◆ **PROMPT**
Write the data out again, exactly as given.

↓↓↓

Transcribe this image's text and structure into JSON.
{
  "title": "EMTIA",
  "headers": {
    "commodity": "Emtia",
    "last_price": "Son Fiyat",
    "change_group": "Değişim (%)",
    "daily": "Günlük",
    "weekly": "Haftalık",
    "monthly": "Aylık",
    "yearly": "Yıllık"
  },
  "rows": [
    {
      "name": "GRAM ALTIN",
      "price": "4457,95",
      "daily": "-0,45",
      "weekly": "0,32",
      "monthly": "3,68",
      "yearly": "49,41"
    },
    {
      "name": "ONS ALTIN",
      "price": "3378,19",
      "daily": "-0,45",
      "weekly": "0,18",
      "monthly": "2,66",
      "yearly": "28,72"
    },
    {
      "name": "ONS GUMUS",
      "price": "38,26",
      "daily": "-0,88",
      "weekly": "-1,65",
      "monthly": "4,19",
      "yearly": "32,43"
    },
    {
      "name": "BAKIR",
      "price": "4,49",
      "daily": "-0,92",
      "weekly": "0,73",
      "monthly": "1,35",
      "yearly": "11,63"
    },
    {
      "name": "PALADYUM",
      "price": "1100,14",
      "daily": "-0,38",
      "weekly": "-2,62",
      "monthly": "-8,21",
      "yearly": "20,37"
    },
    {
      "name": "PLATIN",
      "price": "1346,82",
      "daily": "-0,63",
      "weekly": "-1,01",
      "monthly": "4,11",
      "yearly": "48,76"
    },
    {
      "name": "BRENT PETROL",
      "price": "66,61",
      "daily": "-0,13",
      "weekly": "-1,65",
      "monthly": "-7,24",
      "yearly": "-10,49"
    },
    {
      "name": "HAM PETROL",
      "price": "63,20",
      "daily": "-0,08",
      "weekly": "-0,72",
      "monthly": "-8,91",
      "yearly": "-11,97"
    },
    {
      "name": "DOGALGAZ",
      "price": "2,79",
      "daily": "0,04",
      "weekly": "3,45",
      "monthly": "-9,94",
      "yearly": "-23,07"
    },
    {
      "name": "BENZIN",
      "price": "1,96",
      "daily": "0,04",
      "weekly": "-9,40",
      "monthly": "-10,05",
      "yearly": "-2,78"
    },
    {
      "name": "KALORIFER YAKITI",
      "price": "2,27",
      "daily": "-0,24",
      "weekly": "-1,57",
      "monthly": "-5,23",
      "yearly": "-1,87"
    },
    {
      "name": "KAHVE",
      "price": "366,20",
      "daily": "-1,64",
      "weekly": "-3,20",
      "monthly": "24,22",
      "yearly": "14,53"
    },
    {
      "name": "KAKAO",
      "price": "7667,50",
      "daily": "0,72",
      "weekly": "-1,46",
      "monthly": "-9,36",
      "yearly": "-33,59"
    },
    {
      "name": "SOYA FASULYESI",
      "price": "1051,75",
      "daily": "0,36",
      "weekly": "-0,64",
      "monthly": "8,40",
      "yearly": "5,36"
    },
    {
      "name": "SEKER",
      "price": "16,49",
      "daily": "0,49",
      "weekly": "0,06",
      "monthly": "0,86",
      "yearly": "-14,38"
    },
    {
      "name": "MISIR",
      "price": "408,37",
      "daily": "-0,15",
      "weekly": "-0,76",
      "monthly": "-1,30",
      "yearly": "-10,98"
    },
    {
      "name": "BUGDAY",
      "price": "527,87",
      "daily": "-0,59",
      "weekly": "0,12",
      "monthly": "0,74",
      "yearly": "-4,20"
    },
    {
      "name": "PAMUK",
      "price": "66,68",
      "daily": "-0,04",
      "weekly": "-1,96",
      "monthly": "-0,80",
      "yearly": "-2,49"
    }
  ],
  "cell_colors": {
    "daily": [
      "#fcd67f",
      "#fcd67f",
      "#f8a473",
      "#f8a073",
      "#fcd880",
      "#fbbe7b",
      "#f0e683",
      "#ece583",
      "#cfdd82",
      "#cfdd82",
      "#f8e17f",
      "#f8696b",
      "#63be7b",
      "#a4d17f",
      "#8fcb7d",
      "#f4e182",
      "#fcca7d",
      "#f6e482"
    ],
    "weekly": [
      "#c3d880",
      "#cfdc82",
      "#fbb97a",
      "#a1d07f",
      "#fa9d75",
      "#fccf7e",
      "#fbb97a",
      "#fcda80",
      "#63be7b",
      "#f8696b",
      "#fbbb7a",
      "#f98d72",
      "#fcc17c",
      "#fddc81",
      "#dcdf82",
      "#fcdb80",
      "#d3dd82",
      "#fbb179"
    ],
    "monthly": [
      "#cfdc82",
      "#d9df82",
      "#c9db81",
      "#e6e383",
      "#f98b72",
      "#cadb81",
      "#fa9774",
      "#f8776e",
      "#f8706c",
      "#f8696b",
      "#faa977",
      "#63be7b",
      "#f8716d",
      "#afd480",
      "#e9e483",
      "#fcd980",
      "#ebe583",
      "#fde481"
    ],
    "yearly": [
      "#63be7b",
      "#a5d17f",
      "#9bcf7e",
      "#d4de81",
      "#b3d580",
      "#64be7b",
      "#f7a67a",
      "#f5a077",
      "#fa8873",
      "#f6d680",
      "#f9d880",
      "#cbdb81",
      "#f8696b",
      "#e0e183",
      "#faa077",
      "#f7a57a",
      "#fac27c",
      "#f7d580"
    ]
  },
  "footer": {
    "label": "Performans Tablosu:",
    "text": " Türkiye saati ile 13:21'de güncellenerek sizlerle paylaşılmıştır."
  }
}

↑↑↑

◆ **TASK SOLUTION**
Transcribe this image's text and structure into JSON.
{
  "title": "EMTIA",
  "headers": {
    "commodity": "Emtia",
    "last_price": "Son Fiyat",
    "change_group": "Değişim (%)",
    "daily": "Günlük",
    "weekly": "Haftalık",
    "monthly": "Aylık",
    "yearly": "Yıllık"
  },
  "rows": [
    {
      "name": "GRAM ALTIN",
      "price": "4457,95",
      "daily": "-0,45",
      "weekly": "0,32",
      "monthly": "3,68",
      "yearly": "49,41"
    },
    {
      "name": "ONS ALTIN",
      "price": "3378,19",
      "daily": "-0,45",
      "weekly": "0,18",
      "monthly": "2,66",
      "yearly": "28,72"
    },
    {
      "name": "ONS GUMUS",
      "price": "38,26",
      "daily": "-0,88",
      "weekly": "-1,65",
      "monthly": "4,19",
      "yearly": "32,43"
    },
    {
      "name": "BAKIR",
      "price": "4,49",
      "daily": "-0,92",
      "weekly": "0,73",
      "monthly": "1,35",
      "yearly": "11,63"
    },
    {
      "name": "PALADYUM",
      "price": "1100,14",
      "daily": "-0,38",
      "weekly": "-2,62",
      "monthly": "-8,21",
      "yearly": "20,37"
    },
    {
      "name": "PLATIN",
      "price": "1346,82",
      "daily": "-0,63",
      "weekly": "-1,01",
      "monthly": "4,11",
      "yearly": "48,76"
    },
    {
      "name": "BRENT PETROL",
      "price": "66,61",
      "daily": "-0,13",
      "weekly": "-1,65",
      "monthly": "-7,24",
      "yearly": "-10,49"
    },
    {
      "name": "HAM PETROL",
      "price": "63,20",
      "daily": "-0,08",
      "weekly": "-0,72",
      "monthly": "-8,91",
      "yearly": "-11,97"
    },
    {
      "name": "DOGALGAZ",
      "price": "2,79",
      "daily": "0,04",
      "weekly": "3,45",
      "monthly": "-9,94",
      "yearly": "-23,07"
    },
    {
      "name": "BENZIN",
      "price": "1,96",
      "daily": "0,04",
      "weekly": "-9,40",
      "monthly": "-10,05",
      "yearly": "-2,78"
    },
    {
      "name": "KALORIFER YAKITI",
      "price": "2,27",
      "daily": "-0,24",
      "weekly": "-1,57",
      "monthly": "-5,23",
      "yearly": "-1,87"
    },
    {
      "name": "KAHVE",
      "price": "366,20",
      "daily": "-1,64",
      "weekly": "-3,20",
      "monthly": "24,22",
      "yearly": "14,53"
    },
    {
      "name": "KAKAO",
      "price": "7667,50",
      "daily": "0,72",
      "weekly": "-1,46",
      "monthly": "-9,36",
      "yearly": "-33,59"
    },
    {
      "name": "SOYA FASULYESI",
      "price": "1051,75",
      "daily": "0,36",
      "weekly": "-0,64",
      "monthly": "8,40",
      "yearly": "5,36"
    },
    {
      "name": "SEKER",
      "price": "16,49",
      "daily": "0,49",
      "weekly": "0,06",
      "monthly": "0,86",
      "yearly": "-14,38"
    },
    {
      "name": "MISIR",
      "price": "408,37",
      "daily": "-0,15",
      "weekly": "-0,76",
      "monthly": "-1,30",
      "yearly": "-10,98"
    },
    {
      "name": "BUGDAY",
      "price": "527,87",
      "daily": "-0,59",
      "weekly": "0,12",
      "monthly": "0,74",
      "yearly": "-4,20"
    },
    {
      "name": "PAMUK",
      "price": "66,68",
      "daily": "-0,04",
      "weekly": "-1,96",
      "monthly": "-0,80",
      "yearly": "-2,49"
    }
  ],
  "cell_colors": {
    "daily": [
      "#fcd67f",
      "#fcd67f",
      "#f8a473",
      "#f8a073",
      "#fcd880",
      "#fbbe7b",
      "#f0e683",
      "#ece583",
      "#cfdd82",
      "#cfdd82",
      "#f8e17f",
      "#f8696b",
      "#63be7b",
      "#a4d17f",
      "#8fcb7d",
      "#f4e182",
      "#fcca7d",
      "#f6e482"
    ],
    "weekly": [
      "#c3d880",
      "#cfdc82",
      "#fbb97a",
      "#a1d07f",
      "#fa9d75",
      "#fccf7e",
      "#fbb97a",
      "#fcda80",
      "#63be7b",
      "#f8696b",
      "#fbbb7a",
      "#f98d72",
      "#fcc17c",
      "#fddc81",
      "#dcdf82",
      "#fcdb80",
      "#d3dd82",
      "#fbb179"
    ],
    "monthly": [
      "#cfdc82",
      "#d9df82",
      "#c9db81",
      "#e6e383",
      "#f98b72",
      "#cadb81",
      "#fa9774",
      "#f8776e",
      "#f8706c",
      "#f8696b",
      "#faa977",
      "#63be7b",
      "#f8716d",
      "#afd480",
      "#e9e483",
      "#fcd980",
      "#ebe583",
      "#fde481"
    ],
    "yearly": [
      "#63be7b",
      "#a5d17f",
      "#9bcf7e",
      "#d4de81",
      "#b3d580",
      "#64be7b",
      "#f7a67a",
      "#f5a077",
      "#fa8873",
      "#f6d680",
      "#f9d880",
      "#cbdb81",
      "#f8696b",
      "#e0e183",
      "#faa077",
      "#f7a57a",
      "#fac27c",
      "#f7d580"
    ]
  },
  "footer": {
    "label": "Performans Tablosu:",
    "text": " Türkiye saati ile 13:21'de güncellenerek sizlerle paylaşılmıştır."
  }
}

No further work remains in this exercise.